• [Request] Take the entries below and print all of them exactly, please.

• [Given records]

----

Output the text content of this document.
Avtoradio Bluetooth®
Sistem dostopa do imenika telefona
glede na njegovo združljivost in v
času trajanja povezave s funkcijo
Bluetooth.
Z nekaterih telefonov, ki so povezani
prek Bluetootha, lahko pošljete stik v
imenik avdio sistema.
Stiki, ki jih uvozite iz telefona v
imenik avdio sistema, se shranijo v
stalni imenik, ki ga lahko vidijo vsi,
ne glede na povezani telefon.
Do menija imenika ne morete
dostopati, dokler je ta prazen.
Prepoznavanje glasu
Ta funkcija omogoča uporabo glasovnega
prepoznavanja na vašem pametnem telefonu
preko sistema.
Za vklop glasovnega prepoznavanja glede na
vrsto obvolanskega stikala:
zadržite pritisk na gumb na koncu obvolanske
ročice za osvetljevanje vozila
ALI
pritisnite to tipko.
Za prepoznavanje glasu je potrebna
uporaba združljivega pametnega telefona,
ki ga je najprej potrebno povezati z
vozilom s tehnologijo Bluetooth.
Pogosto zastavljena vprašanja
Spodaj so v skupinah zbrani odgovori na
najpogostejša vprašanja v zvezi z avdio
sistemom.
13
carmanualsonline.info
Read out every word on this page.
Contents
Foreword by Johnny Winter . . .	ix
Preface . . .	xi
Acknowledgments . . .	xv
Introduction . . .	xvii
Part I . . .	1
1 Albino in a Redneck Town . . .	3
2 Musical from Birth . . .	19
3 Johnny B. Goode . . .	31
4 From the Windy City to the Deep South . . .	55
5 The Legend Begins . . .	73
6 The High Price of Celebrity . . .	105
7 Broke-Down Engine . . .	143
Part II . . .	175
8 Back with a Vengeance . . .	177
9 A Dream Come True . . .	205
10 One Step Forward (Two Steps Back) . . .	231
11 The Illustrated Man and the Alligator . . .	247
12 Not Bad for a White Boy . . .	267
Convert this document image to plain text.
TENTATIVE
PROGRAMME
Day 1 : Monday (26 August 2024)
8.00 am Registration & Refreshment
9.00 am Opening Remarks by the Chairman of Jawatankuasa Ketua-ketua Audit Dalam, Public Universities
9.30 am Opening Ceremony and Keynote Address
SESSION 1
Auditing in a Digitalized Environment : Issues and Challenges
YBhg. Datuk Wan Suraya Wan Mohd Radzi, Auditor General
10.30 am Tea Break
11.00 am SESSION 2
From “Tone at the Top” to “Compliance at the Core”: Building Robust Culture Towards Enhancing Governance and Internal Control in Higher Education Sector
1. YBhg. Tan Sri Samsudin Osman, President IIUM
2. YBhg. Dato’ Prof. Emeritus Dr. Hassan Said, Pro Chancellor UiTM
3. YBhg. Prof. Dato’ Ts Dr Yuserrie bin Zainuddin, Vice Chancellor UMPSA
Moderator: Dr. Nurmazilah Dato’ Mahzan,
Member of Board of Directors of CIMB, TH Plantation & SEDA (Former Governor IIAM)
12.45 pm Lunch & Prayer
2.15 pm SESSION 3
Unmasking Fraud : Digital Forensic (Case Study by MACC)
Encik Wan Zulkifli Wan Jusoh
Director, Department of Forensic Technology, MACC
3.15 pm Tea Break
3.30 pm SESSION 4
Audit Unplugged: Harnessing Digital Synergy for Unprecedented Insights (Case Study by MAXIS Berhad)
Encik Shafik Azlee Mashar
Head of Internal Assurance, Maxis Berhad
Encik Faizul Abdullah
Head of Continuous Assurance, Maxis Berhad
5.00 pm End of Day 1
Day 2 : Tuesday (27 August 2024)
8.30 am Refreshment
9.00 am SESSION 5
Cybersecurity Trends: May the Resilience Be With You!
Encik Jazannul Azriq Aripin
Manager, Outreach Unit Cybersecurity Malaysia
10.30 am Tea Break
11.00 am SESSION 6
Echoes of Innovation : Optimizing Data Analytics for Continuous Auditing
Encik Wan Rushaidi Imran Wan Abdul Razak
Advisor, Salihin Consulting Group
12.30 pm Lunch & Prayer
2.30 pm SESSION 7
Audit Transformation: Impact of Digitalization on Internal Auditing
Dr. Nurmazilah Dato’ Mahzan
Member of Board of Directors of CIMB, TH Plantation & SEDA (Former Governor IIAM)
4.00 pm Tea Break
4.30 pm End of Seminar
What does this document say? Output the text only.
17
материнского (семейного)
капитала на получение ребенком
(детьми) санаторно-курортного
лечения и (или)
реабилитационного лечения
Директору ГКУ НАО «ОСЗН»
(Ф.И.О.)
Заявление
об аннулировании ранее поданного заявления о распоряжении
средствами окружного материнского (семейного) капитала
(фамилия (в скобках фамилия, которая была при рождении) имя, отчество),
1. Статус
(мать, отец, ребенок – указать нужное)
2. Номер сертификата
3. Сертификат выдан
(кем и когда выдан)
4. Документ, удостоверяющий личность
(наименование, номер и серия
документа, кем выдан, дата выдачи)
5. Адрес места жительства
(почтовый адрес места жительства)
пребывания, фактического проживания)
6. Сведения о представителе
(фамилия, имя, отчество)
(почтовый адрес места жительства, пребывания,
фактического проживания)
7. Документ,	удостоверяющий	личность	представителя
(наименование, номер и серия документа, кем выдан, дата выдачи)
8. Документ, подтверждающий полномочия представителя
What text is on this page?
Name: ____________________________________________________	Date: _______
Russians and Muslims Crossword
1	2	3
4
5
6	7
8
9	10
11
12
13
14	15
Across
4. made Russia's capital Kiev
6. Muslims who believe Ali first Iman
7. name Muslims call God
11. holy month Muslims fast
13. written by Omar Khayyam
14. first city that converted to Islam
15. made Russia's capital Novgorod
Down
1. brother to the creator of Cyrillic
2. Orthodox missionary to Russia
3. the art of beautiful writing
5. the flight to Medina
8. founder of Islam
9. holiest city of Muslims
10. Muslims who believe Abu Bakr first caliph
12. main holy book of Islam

----

• [Answer to this task]
Output the text content of this document.
Avtoradio Bluetooth®
Sistem dostopa do imenika telefona
glede na njegovo združljivost in v
času trajanja povezave s funkcijo
Bluetooth.
Z nekaterih telefonov, ki so povezani
prek Bluetootha, lahko pošljete stik v
imenik avdio sistema.
Stiki, ki jih uvozite iz telefona v
imenik avdio sistema, se shranijo v
stalni imenik, ki ga lahko vidijo vsi,
ne glede na povezani telefon.
Do menija imenika ne morete
dostopati, dokler je ta prazen.
Prepoznavanje glasu
Ta funkcija omogoča uporabo glasovnega
prepoznavanja na vašem pametnem telefonu
preko sistema.
Za vklop glasovnega prepoznavanja glede na
vrsto obvolanskega stikala:
zadržite pritisk na gumb na koncu obvolanske
ročice za osvetljevanje vozila
ALI
pritisnite to tipko.
Za prepoznavanje glasu je potrebna
uporaba združljivega pametnega telefona,
ki ga je najprej potrebno povezati z
vozilom s tehnologijo Bluetooth.
Pogosto zastavljena vprašanja
Spodaj so v skupinah zbrani odgovori na
najpogostejša vprašanja v zvezi z avdio
sistemom.
13
carmanualsonline.info
Read out every word on this page.
Contents
Foreword by Johnny Winter . . .	ix
Preface . . .	xi
Acknowledgments . . .	xv
Introduction . . .	xvii
Part I . . .	1
1 Albino in a Redneck Town . . .	3
2 Musical from Birth . . .	19
3 Johnny B. Goode . . .	31
4 From the Windy City to the Deep South . . .	55
5 The Legend Begins . . .	73
6 The High Price of Celebrity . . .	105
7 Broke-Down Engine . . .	143
Part II . . .	175
8 Back with a Vengeance . . .	177
9 A Dream Come True . . .	205
10 One Step Forward (Two Steps Back) . . .	231
11 The Illustrated Man and the Alligator . . .	247
12 Not Bad for a White Boy . . .	267
Convert this document image to plain text.
TENTATIVE
PROGRAMME
Day 1 : Monday (26 August 2024)
8.00 am Registration & Refreshment
9.00 am Opening Remarks by the Chairman of Jawatankuasa Ketua-ketua Audit Dalam, Public Universities
9.30 am Opening Ceremony and Keynote Address
SESSION 1
Auditing in a Digitalized Environment : Issues and Challenges
YBhg. Datuk Wan Suraya Wan Mohd Radzi, Auditor General
10.30 am Tea Break
11.00 am SESSION 2
From “Tone at the Top” to “Compliance at the Core”: Building Robust Culture Towards Enhancing Governance and Internal Control in Higher Education Sector
1. YBhg. Tan Sri Samsudin Osman, President IIUM
2. YBhg. Dato’ Prof. Emeritus Dr. Hassan Said, Pro Chancellor UiTM
3. YBhg. Prof. Dato’ Ts Dr Yuserrie bin Zainuddin, Vice Chancellor UMPSA
Moderator: Dr. Nurmazilah Dato’ Mahzan,
Member of Board of Directors of CIMB, TH Plantation & SEDA (Former Governor IIAM)
12.45 pm Lunch & Prayer
2.15 pm SESSION 3
Unmasking Fraud : Digital Forensic (Case Study by MACC)
Encik Wan Zulkifli Wan Jusoh
Director, Department of Forensic Technology, MACC
3.15 pm Tea Break
3.30 pm SESSION 4
Audit Unplugged: Harnessing Digital Synergy for Unprecedented Insights (Case Study by MAXIS Berhad)
Encik Shafik Azlee Mashar
Head of Internal Assurance, Maxis Berhad
Encik Faizul Abdullah
Head of Continuous Assurance, Maxis Berhad
5.00 pm End of Day 1
Day 2 : Tuesday (27 August 2024)
8.30 am Refreshment
9.00 am SESSION 5
Cybersecurity Trends: May the Resilience Be With You!
Encik Jazannul Azriq Aripin
Manager, Outreach Unit Cybersecurity Malaysia
10.30 am Tea Break
11.00 am SESSION 6
Echoes of Innovation : Optimizing Data Analytics for Continuous Auditing
Encik Wan Rushaidi Imran Wan Abdul Razak
Advisor, Salihin Consulting Group
12.30 pm Lunch & Prayer
2.30 pm SESSION 7
Audit Transformation: Impact of Digitalization on Internal Auditing
Dr. Nurmazilah Dato’ Mahzan
Member of Board of Directors of CIMB, TH Plantation & SEDA (Former Governor IIAM)
4.00 pm Tea Break
4.30 pm End of Seminar
What does this document say? Output the text only.
17
материнского (семейного)
капитала на получение ребенком
(детьми) санаторно-курортного
лечения и (или)
реабилитационного лечения
Директору ГКУ НАО «ОСЗН»
(Ф.И.О.)
Заявление
об аннулировании ранее поданного заявления о распоряжении
средствами окружного материнского (семейного) капитала
(фамилия (в скобках фамилия, которая была при рождении) имя, отчество),
1. Статус
(мать, отец, ребенок – указать нужное)
2. Номер сертификата
3. Сертификат выдан
(кем и когда выдан)
4. Документ, удостоверяющий личность
(наименование, номер и серия
документа, кем выдан, дата выдачи)
5. Адрес места жительства
(почтовый адрес места жительства)
пребывания, фактического проживания)
6. Сведения о представителе
(фамилия, имя, отчество)
(почтовый адрес места жительства, пребывания,
фактического проживания)
7. Документ,	удостоверяющий	личность	представителя
(наименование, номер и серия документа, кем выдан, дата выдачи)
8. Документ, подтверждающий полномочия представителя
What text is on this page?
Name: ____________________________________________________	Date: _______
Russians and Muslims Crossword
1	2	3
4
5
6	7
8
9	10
11
12
13
14	15
Across
4. made Russia's capital Kiev
6. Muslims who believe Ali first Iman
7. name Muslims call God
11. holy month Muslims fast
13. written by Omar Khayyam
14. first city that converted to Islam
15. made Russia's capital Novgorod
Down
1. brother to the creator of Cyrillic
2. Orthodox missionary to Russia
3. the art of beautiful writing
5. the flight to Medina
8. founder of Islam
9. holiest city of Muslims
10. Muslims who believe Abu Bakr first caliph
12. main holy book of Islam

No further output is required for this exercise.